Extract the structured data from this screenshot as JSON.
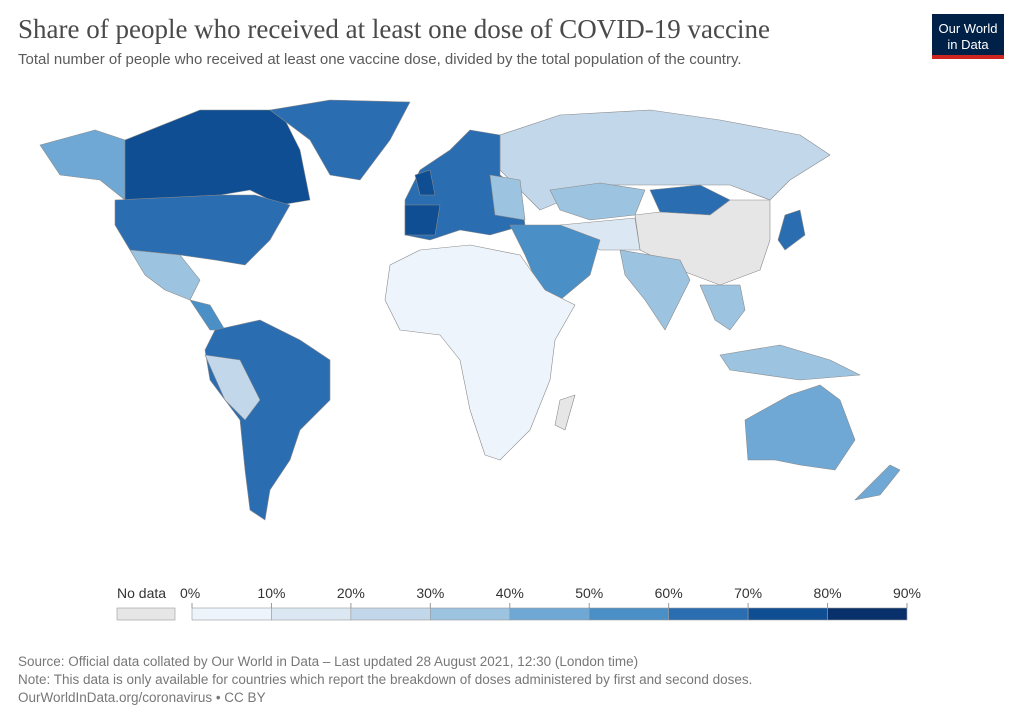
{
  "header": {
    "title": "Share of people who received at least one dose of COVID-19 vaccine",
    "subtitle": "Total number of people who received at least one vaccine dose, divided by the total population of the country.",
    "logo": [
      "Our World",
      "in Data"
    ]
  },
  "legend": {
    "no_data": "No data",
    "no_data_color": "#e6e6e6",
    "ticks": [
      {
        "value": 0,
        "label": "0%"
      },
      {
        "value": 10,
        "label": "10%"
      },
      {
        "value": 20,
        "label": "20%"
      },
      {
        "value": 30,
        "label": "30%"
      },
      {
        "value": 40,
        "label": "40%"
      },
      {
        "value": 50,
        "label": "50%"
      },
      {
        "value": 60,
        "label": "60%"
      },
      {
        "value": 70,
        "label": "70%"
      },
      {
        "value": 80,
        "label": "80%"
      },
      {
        "value": 90,
        "label": "90%"
      }
    ],
    "colors": [
      "#eef4fb",
      "#dbe7f3",
      "#c2d7ea",
      "#9cc3e0",
      "#6fa8d4",
      "#4a8fc6",
      "#2b6db1",
      "#0f4e93",
      "#08306b"
    ]
  },
  "footer": [
    "Source: Official data collated by Our World in Data – Last updated 28 August 2021, 12:30 (London time)",
    "Note: This data is only available for countries which report the breakdown of doses administered by first and second doses.",
    "OurWorldInData.org/coronavirus • CC BY"
  ]
}
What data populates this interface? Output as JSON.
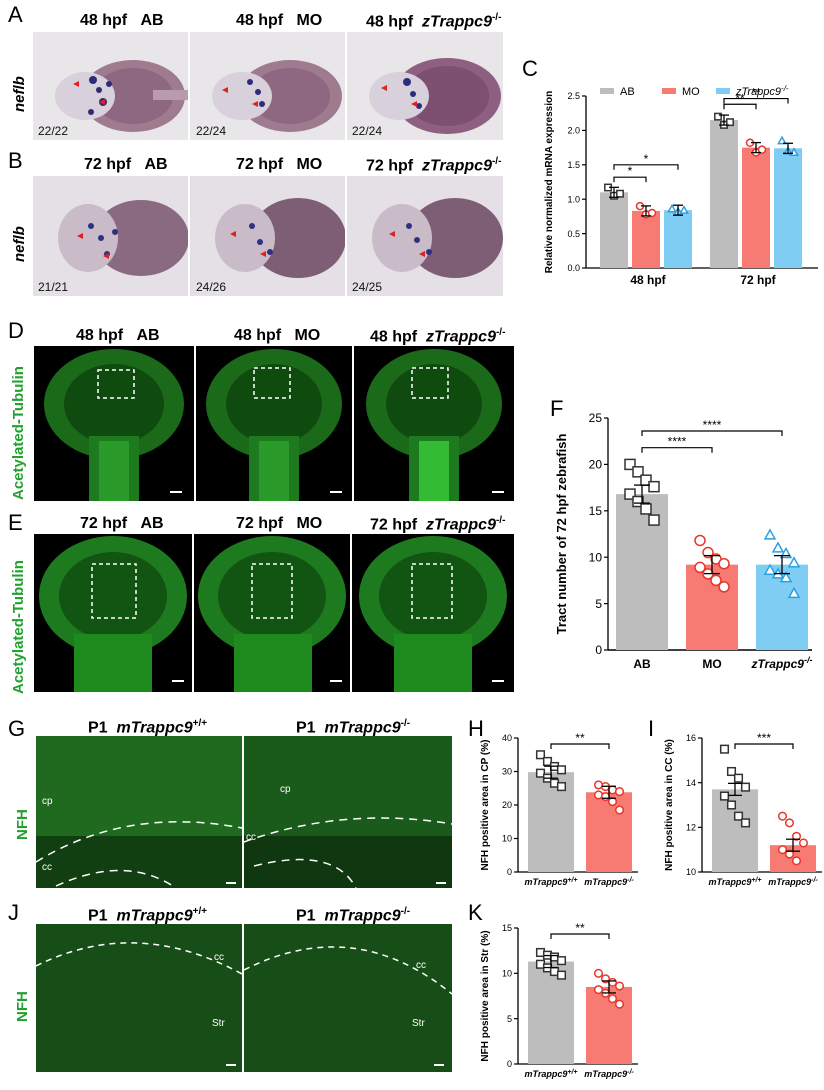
{
  "panel_letters": {
    "A": "A",
    "B": "B",
    "C": "C",
    "D": "D",
    "E": "E",
    "F": "F",
    "G": "G",
    "H": "H",
    "I": "I",
    "J": "J",
    "K": "K"
  },
  "row_a": {
    "headers": [
      {
        "time": "48 hpf",
        "group": "AB",
        "italic": false
      },
      {
        "time": "48 hpf",
        "group": "MO",
        "italic": false
      },
      {
        "time": "48 hpf",
        "group": "zTrappc9",
        "sup": "-/-",
        "italic": true
      }
    ],
    "gene_label": "neflb",
    "counts": [
      "22/22",
      "22/24",
      "22/24"
    ]
  },
  "row_b": {
    "headers": [
      {
        "time": "72 hpf",
        "group": "AB",
        "italic": false
      },
      {
        "time": "72 hpf",
        "group": "MO",
        "italic": false
      },
      {
        "time": "72 hpf",
        "group": "zTrappc9",
        "sup": "-/-",
        "italic": true
      }
    ],
    "gene_label": "neflb",
    "counts": [
      "21/21",
      "24/26",
      "24/25"
    ]
  },
  "row_d": {
    "headers": [
      {
        "time": "48 hpf",
        "group": "AB",
        "italic": false
      },
      {
        "time": "48 hpf",
        "group": "MO",
        "italic": false
      },
      {
        "time": "48 hpf",
        "group": "zTrappc9",
        "sup": "-/-",
        "italic": true
      }
    ],
    "stain_label": "Acetylated-Tubulin"
  },
  "row_e": {
    "headers": [
      {
        "time": "72 hpf",
        "group": "AB",
        "italic": false
      },
      {
        "time": "72 hpf",
        "group": "MO",
        "italic": false
      },
      {
        "time": "72 hpf",
        "group": "zTrappc9",
        "sup": "-/-",
        "italic": true
      }
    ],
    "stain_label": "Acetylated-Tubulin"
  },
  "row_g": {
    "headers": [
      {
        "time": "P1",
        "group": "mTrappc9",
        "sup": "+/+"
      },
      {
        "time": "P1",
        "group": "mTrappc9",
        "sup": "-/-"
      }
    ],
    "stain_label": "NFH",
    "region_labels": {
      "cp": "cp",
      "cc": "cc"
    }
  },
  "row_j": {
    "headers": [
      {
        "time": "P1",
        "group": "mTrappc9",
        "sup": "+/+"
      },
      {
        "time": "P1",
        "group": "mTrappc9",
        "sup": "-/-"
      }
    ],
    "stain_label": "NFH",
    "region_labels": {
      "cc": "cc",
      "str": "Str"
    }
  },
  "colors": {
    "ab": "#bdbdbd",
    "mo": "#f77b72",
    "ztrappc9": "#7fcdf2",
    "mo_pt": "#e8362a",
    "z_pt": "#2a9fe0",
    "green": "#22a030"
  },
  "chart_data": [
    {
      "panel": "C",
      "type": "bar",
      "ylabel": "Relative normalized mRNA expression",
      "categories": [
        "48 hpf",
        "72 hpf"
      ],
      "ylim": [
        0,
        2.5
      ],
      "yticks": [
        "0.0",
        "0.5",
        "1.0",
        "1.5",
        "2.0",
        "2.5"
      ],
      "legend": [
        "AB",
        "MO",
        "zTrappc9"
      ],
      "legend_sup": "-/-",
      "series": [
        {
          "name": "AB",
          "values": [
            1.1,
            2.15
          ],
          "points": [
            [
              1.17,
              1.05,
              1.08
            ],
            [
              2.2,
              2.08,
              2.12
            ]
          ]
        },
        {
          "name": "MO",
          "values": [
            0.83,
            1.75
          ],
          "points": [
            [
              0.9,
              0.78,
              0.8
            ],
            [
              1.82,
              1.68,
              1.72
            ]
          ]
        },
        {
          "name": "zTrappc9",
          "values": [
            0.84,
            1.74
          ],
          "points": [
            [
              0.86,
              0.82,
              0.84
            ],
            [
              1.85,
              1.7,
              1.68
            ]
          ]
        }
      ],
      "sig": [
        {
          "text": "*"
        },
        {
          "text": "*"
        },
        {
          "text": "**"
        },
        {
          "text": "**"
        }
      ]
    },
    {
      "panel": "F",
      "type": "bar",
      "ylabel": "Tract number of 72 hpf zebrafish",
      "categories": [
        "AB",
        "MO",
        "zTrappc9"
      ],
      "cat_sup": "-/-",
      "ylim": [
        0,
        25
      ],
      "yticks": [
        "0",
        "5",
        "10",
        "15",
        "20",
        "25"
      ],
      "values": [
        16.8,
        9.2,
        9.2
      ],
      "points": [
        [
          20.0,
          19.2,
          18.3,
          17.6,
          16.8,
          16.0,
          15.2,
          14.0
        ],
        [
          11.8,
          10.5,
          9.8,
          9.3,
          8.9,
          8.2,
          7.5,
          6.8
        ],
        [
          12.4,
          11.0,
          10.4,
          9.4,
          8.6,
          8.2,
          7.8,
          6.1
        ]
      ],
      "sig": [
        {
          "text": "****"
        },
        {
          "text": "****"
        }
      ]
    },
    {
      "panel": "H",
      "type": "bar",
      "ylabel": "NFH positive area in CP (%)",
      "categories": [
        "mTrappc9",
        "mTrappc9"
      ],
      "cat_sups": [
        "+/+",
        "-/-"
      ],
      "ylim": [
        0,
        40
      ],
      "yticks": [
        "0",
        "10",
        "20",
        "30",
        "40"
      ],
      "values": [
        29.8,
        23.8
      ],
      "points": [
        [
          35.0,
          33.0,
          31.5,
          30.5,
          29.5,
          28.0,
          26.5,
          25.5
        ],
        [
          26.0,
          25.5,
          24.5,
          24.0,
          23.0,
          22.5,
          21.0,
          18.5
        ]
      ],
      "sig": [
        {
          "text": "**"
        }
      ]
    },
    {
      "panel": "I",
      "type": "bar",
      "ylabel": "NFH positive area in CC (%)",
      "categories": [
        "mTrappc9",
        "mTrappc9"
      ],
      "cat_sups": [
        "+/+",
        "-/-"
      ],
      "ylim": [
        10,
        16
      ],
      "yticks": [
        "10",
        "12",
        "14",
        "16"
      ],
      "values": [
        13.7,
        11.2
      ],
      "points": [
        [
          15.5,
          14.5,
          14.2,
          13.8,
          13.4,
          13.0,
          12.5,
          12.2
        ],
        [
          12.5,
          12.2,
          11.6,
          11.3,
          11.0,
          10.8,
          10.5
        ]
      ],
      "sig": [
        {
          "text": "***"
        }
      ]
    },
    {
      "panel": "K",
      "type": "bar",
      "ylabel": "NFH positive area in Str (%)",
      "categories": [
        "mTrappc9",
        "mTrappc9"
      ],
      "cat_sups": [
        "+/+",
        "-/-"
      ],
      "ylim": [
        0,
        15
      ],
      "yticks": [
        "0",
        "5",
        "10",
        "15"
      ],
      "values": [
        11.3,
        8.5
      ],
      "points": [
        [
          12.3,
          12.0,
          11.8,
          11.4,
          11.0,
          10.6,
          10.2,
          9.8
        ],
        [
          10.0,
          9.4,
          9.0,
          8.6,
          8.2,
          7.8,
          7.2,
          6.6
        ]
      ],
      "sig": [
        {
          "text": "**"
        }
      ]
    }
  ]
}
• • • • •
**Work item:**
Every line of the material that holds "received" should be copied out as the answer.

**Answer:**
    "title": "Share of people who received at least one dose of COVID-19 vaccine",
    "subtitle": "Total number of people who received at least one vaccine dose, divided by the total population of the country.",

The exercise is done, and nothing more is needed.